* [What is asked] Each line that includes the string "котором" counts once; give the total and nothing else.
····················
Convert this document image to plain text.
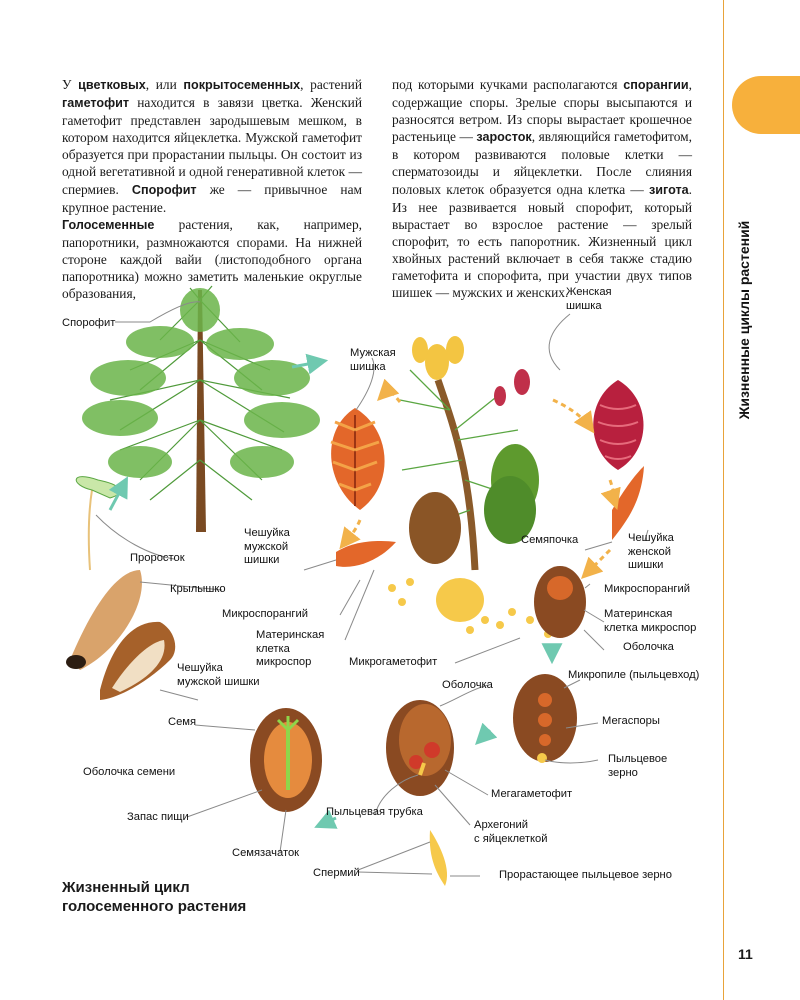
Жизненные циклы растений

У цветковых, или покрытосеменных, растений гаметофит находится в завязи цветка. Женский гаметофит представлен зародышевым мешком, в котором находится яйцеклетка. Мужской гаметофит образуется при прорастании пыльцы. Он состоит из одной вегетативной и одной генеративной клеток — спермиев. Спорофит же — привычное нам крупное растение.

Голосеменные растения, как, например, папоротники, размножаются спорами. На нижней стороне каждой вайи (листоподобного органа папоротника) можно заметить маленькие округлые образования,

под которыми кучками располагаются спорангии, содержащие споры. Зрелые споры высыпаются и разносятся ветром. Из споры вырастает крошечное растеньице — заросток, являющийся гаметофитом, в котором развиваются половые клетки — сперматозоиды и яйцеклетки. После слияния половых клеток образуется одна клетка — зигота. Из нее развивается новый спорофит, который вырастает во взрослое растение — зрелый спорофит, то есть папоротник. Жизненный цикл хвойных растений включает в себя также стадию гаметофита и спорофита, при участии двух типов шишек — мужских и женских.

Спорофит
Мужская
шишка
Женская
шишка
Чешуйка
мужской
шишки
Проросток
Семяпочка	Чешуйка
женской
шишки
Крылышко
Микроспорангий
Микроспорангий
Материнская
клетка
микроспор
Материнская
клетка микроспор
Оболочка
Микрогаметофит
Оболочка
Чешуйка
мужской шишки
Микропиле (пыльцевход)
Семя	Мегаспоры
Оболочка семени
Пыльцевое
зерно
Мегагаметофит
Запас пищи	Пыльцевая трубка
Архегоний
с яйцеклеткой
Семязачаток
Спермий	Прорастающее пыльцевое зерно
Жизненный цикл
голосеменного растения
11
····················
* [Expected output] 2